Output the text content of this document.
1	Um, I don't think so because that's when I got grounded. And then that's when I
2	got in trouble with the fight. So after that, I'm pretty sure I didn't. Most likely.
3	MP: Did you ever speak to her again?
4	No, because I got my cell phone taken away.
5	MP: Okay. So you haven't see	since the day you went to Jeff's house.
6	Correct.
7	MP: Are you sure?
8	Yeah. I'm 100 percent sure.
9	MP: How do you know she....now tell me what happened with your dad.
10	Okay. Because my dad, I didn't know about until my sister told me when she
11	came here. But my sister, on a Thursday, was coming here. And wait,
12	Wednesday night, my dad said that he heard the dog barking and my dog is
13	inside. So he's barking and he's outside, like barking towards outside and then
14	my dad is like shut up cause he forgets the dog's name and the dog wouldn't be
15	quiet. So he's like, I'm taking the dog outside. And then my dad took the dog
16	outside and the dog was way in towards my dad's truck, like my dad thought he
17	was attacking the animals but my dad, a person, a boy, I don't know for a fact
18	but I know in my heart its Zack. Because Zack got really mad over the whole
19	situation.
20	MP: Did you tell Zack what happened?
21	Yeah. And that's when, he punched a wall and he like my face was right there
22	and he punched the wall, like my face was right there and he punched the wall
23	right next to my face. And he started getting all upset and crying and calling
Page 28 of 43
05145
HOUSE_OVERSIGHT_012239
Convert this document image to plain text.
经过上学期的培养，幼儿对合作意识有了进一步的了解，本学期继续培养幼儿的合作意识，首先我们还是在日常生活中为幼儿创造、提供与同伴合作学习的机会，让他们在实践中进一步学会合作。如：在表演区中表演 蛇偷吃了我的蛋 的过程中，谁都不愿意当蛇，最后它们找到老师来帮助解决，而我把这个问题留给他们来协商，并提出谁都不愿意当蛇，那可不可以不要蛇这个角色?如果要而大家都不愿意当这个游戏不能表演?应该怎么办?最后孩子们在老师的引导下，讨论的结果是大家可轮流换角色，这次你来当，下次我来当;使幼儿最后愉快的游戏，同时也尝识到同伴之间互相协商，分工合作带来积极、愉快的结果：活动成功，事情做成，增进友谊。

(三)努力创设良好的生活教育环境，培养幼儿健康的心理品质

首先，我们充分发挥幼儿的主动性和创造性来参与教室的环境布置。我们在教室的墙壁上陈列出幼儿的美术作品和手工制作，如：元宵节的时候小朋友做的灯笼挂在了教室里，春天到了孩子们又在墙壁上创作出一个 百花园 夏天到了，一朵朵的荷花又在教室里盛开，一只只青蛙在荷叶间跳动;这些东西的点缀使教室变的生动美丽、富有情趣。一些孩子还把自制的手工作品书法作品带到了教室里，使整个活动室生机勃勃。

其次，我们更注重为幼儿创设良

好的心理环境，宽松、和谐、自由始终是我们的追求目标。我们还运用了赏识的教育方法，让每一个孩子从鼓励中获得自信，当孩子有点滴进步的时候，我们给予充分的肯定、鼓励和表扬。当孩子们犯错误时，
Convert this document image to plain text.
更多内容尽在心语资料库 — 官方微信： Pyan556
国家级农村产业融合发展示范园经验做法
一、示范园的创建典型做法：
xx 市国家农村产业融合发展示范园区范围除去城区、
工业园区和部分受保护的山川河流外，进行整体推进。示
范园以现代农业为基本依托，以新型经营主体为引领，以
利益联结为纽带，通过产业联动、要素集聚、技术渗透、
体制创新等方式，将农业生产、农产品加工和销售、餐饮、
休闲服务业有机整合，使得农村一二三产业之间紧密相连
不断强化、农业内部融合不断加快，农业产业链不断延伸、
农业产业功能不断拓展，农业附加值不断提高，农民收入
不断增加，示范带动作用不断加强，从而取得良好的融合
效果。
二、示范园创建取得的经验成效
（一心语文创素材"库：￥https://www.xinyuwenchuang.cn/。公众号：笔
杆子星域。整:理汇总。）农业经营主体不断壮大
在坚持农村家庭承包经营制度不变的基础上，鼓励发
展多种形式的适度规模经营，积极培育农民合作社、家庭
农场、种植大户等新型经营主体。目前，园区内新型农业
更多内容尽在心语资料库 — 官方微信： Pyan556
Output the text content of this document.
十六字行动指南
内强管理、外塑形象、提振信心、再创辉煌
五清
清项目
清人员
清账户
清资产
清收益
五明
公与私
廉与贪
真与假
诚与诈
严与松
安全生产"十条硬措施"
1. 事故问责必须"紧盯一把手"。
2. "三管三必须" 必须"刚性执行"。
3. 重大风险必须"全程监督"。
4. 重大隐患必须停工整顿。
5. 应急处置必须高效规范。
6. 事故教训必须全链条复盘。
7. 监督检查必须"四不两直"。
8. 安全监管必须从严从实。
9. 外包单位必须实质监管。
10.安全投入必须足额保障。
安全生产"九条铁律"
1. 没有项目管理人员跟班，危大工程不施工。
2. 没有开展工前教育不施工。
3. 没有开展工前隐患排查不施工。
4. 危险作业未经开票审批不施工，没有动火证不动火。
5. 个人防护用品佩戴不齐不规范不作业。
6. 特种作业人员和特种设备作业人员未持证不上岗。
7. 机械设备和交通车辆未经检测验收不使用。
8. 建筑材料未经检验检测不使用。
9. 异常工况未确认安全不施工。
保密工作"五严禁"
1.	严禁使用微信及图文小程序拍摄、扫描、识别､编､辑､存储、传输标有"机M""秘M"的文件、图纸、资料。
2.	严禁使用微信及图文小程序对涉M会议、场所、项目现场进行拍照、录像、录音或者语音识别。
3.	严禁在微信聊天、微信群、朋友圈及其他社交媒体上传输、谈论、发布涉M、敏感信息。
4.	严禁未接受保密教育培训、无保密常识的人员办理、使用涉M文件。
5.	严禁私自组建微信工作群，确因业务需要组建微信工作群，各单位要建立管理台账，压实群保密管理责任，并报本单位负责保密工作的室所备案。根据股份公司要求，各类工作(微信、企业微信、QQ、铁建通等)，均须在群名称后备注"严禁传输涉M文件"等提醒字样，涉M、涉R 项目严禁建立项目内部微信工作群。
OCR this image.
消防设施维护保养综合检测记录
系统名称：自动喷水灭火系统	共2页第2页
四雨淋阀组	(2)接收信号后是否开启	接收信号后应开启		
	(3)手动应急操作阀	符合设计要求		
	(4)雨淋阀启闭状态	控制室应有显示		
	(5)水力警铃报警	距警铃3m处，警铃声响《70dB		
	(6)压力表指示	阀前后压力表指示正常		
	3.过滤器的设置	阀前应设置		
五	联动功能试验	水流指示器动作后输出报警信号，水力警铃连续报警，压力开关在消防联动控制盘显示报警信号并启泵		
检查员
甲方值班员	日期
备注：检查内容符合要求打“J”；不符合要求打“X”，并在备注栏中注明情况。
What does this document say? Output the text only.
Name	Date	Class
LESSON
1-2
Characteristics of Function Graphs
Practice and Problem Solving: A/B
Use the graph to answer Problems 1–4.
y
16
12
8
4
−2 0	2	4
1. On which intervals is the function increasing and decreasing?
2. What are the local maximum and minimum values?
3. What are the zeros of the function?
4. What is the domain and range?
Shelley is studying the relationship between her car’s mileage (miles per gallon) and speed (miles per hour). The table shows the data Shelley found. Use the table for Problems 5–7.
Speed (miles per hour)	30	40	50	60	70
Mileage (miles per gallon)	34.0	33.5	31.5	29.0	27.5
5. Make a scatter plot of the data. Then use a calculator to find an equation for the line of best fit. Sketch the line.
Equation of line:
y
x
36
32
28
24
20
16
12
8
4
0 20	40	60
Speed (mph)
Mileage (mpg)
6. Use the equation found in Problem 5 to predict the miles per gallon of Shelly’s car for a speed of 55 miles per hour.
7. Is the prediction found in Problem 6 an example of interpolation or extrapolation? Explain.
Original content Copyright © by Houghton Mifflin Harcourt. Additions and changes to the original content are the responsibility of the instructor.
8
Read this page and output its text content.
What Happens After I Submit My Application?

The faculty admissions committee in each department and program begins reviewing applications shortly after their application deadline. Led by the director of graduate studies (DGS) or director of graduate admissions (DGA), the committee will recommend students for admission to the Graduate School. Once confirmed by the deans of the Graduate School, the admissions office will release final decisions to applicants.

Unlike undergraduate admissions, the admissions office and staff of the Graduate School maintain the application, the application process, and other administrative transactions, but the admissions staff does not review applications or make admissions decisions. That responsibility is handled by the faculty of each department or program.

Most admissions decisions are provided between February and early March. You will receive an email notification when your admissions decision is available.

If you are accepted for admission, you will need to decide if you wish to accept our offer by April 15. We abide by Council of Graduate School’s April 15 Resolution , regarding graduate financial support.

◇ ◇ ◇

__Your goal__
Look through the entries and find each line that has the string "punched". Copy those lines.

__Exercise solution__
21	Yeah. And that's when, he punched a wall and he like my face was right there
22	and he punched the wall, like my face was right there and he punched the wall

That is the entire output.